— Start Input data —
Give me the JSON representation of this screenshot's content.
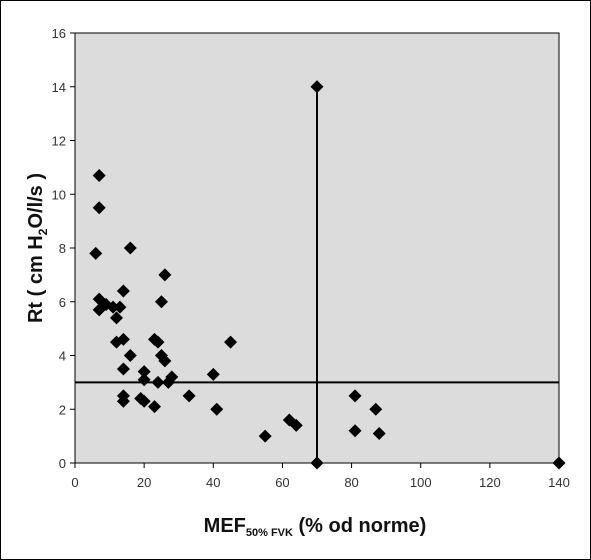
{
  "chart_data": {
    "type": "scatter",
    "xlabel_main": "MEF",
    "xlabel_sub": "50% FVK",
    "xlabel_rest": " (% od norme)",
    "ylabel_prefix": "Rt ( cm H",
    "ylabel_sub": "2",
    "ylabel_suffix": "O/l/s )",
    "xlim": [
      0,
      140
    ],
    "ylim": [
      0,
      16
    ],
    "xticks": [
      0,
      20,
      40,
      60,
      80,
      100,
      120,
      140
    ],
    "yticks": [
      0,
      2,
      4,
      6,
      8,
      10,
      12,
      14,
      16
    ],
    "grid": false,
    "reference_lines": {
      "x": 70,
      "y": 3
    },
    "colors": {
      "plot_bg": "#dcdcdc",
      "marker": "#000000",
      "line": "#000000"
    },
    "points": [
      {
        "x": 6,
        "y": 7.8
      },
      {
        "x": 7,
        "y": 10.7
      },
      {
        "x": 7,
        "y": 9.5
      },
      {
        "x": 7,
        "y": 6.1
      },
      {
        "x": 7,
        "y": 5.7
      },
      {
        "x": 9,
        "y": 5.9
      },
      {
        "x": 11,
        "y": 5.8
      },
      {
        "x": 12,
        "y": 5.4
      },
      {
        "x": 13,
        "y": 5.8
      },
      {
        "x": 12,
        "y": 4.5
      },
      {
        "x": 14,
        "y": 6.4
      },
      {
        "x": 14,
        "y": 4.6
      },
      {
        "x": 16,
        "y": 8.0
      },
      {
        "x": 16,
        "y": 4.0
      },
      {
        "x": 14,
        "y": 3.5
      },
      {
        "x": 14,
        "y": 2.5
      },
      {
        "x": 14,
        "y": 2.3
      },
      {
        "x": 20,
        "y": 3.4
      },
      {
        "x": 20,
        "y": 3.1
      },
      {
        "x": 19,
        "y": 2.4
      },
      {
        "x": 20,
        "y": 2.3
      },
      {
        "x": 23,
        "y": 2.1
      },
      {
        "x": 23,
        "y": 4.6
      },
      {
        "x": 24,
        "y": 4.5
      },
      {
        "x": 25,
        "y": 4.0
      },
      {
        "x": 26,
        "y": 3.8
      },
      {
        "x": 24,
        "y": 3.0
      },
      {
        "x": 25,
        "y": 6.0
      },
      {
        "x": 26,
        "y": 7.0
      },
      {
        "x": 27,
        "y": 3.0
      },
      {
        "x": 28,
        "y": 3.2
      },
      {
        "x": 33,
        "y": 2.5
      },
      {
        "x": 40,
        "y": 3.3
      },
      {
        "x": 41,
        "y": 2.0
      },
      {
        "x": 45,
        "y": 4.5
      },
      {
        "x": 55,
        "y": 1.0
      },
      {
        "x": 62,
        "y": 1.6
      },
      {
        "x": 64,
        "y": 1.4
      },
      {
        "x": 70,
        "y": 14.0
      },
      {
        "x": 70,
        "y": 0.0
      },
      {
        "x": 81,
        "y": 2.5
      },
      {
        "x": 81,
        "y": 1.2
      },
      {
        "x": 87,
        "y": 2.0
      },
      {
        "x": 88,
        "y": 1.1
      },
      {
        "x": 140,
        "y": 0.0
      }
    ]
  }
}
— End Input data —
What you need to do.
Leave every image out, and retype the material exactly.

Result.
Give me the JSON representation of this screenshot's content.
{
  "chart_data": {
    "type": "scatter",
    "xlabel_main": "MEF",
    "xlabel_sub": "50% FVK",
    "xlabel_rest": " (% od norme)",
    "ylabel_prefix": "Rt ( cm H",
    "ylabel_sub": "2",
    "ylabel_suffix": "O/l/s )",
    "xlim": [
      0,
      140
    ],
    "ylim": [
      0,
      16
    ],
    "xticks": [
      0,
      20,
      40,
      60,
      80,
      100,
      120,
      140
    ],
    "yticks": [
      0,
      2,
      4,
      6,
      8,
      10,
      12,
      14,
      16
    ],
    "grid": false,
    "reference_lines": {
      "x": 70,
      "y": 3
    },
    "colors": {
      "plot_bg": "#dcdcdc",
      "marker": "#000000",
      "line": "#000000"
    },
    "points": [
      {
        "x": 6,
        "y": 7.8
      },
      {
        "x": 7,
        "y": 10.7
      },
      {
        "x": 7,
        "y": 9.5
      },
      {
        "x": 7,
        "y": 6.1
      },
      {
        "x": 7,
        "y": 5.7
      },
      {
        "x": 9,
        "y": 5.9
      },
      {
        "x": 11,
        "y": 5.8
      },
      {
        "x": 12,
        "y": 5.4
      },
      {
        "x": 13,
        "y": 5.8
      },
      {
        "x": 12,
        "y": 4.5
      },
      {
        "x": 14,
        "y": 6.4
      },
      {
        "x": 14,
        "y": 4.6
      },
      {
        "x": 16,
        "y": 8.0
      },
      {
        "x": 16,
        "y": 4.0
      },
      {
        "x": 14,
        "y": 3.5
      },
      {
        "x": 14,
        "y": 2.5
      },
      {
        "x": 14,
        "y": 2.3
      },
      {
        "x": 20,
        "y": 3.4
      },
      {
        "x": 20,
        "y": 3.1
      },
      {
        "x": 19,
        "y": 2.4
      },
      {
        "x": 20,
        "y": 2.3
      },
      {
        "x": 23,
        "y": 2.1
      },
      {
        "x": 23,
        "y": 4.6
      },
      {
        "x": 24,
        "y": 4.5
      },
      {
        "x": 25,
        "y": 4.0
      },
      {
        "x": 26,
        "y": 3.8
      },
      {
        "x": 24,
        "y": 3.0
      },
      {
        "x": 25,
        "y": 6.0
      },
      {
        "x": 26,
        "y": 7.0
      },
      {
        "x": 27,
        "y": 3.0
      },
      {
        "x": 28,
        "y": 3.2
      },
      {
        "x": 33,
        "y": 2.5
      },
      {
        "x": 40,
        "y": 3.3
      },
      {
        "x": 41,
        "y": 2.0
      },
      {
        "x": 45,
        "y": 4.5
      },
      {
        "x": 55,
        "y": 1.0
      },
      {
        "x": 62,
        "y": 1.6
      },
      {
        "x": 64,
        "y": 1.4
      },
      {
        "x": 70,
        "y": 14.0
      },
      {
        "x": 70,
        "y": 0.0
      },
      {
        "x": 81,
        "y": 2.5
      },
      {
        "x": 81,
        "y": 1.2
      },
      {
        "x": 87,
        "y": 2.0
      },
      {
        "x": 88,
        "y": 1.1
      },
      {
        "x": 140,
        "y": 0.0
      }
    ]
  }
}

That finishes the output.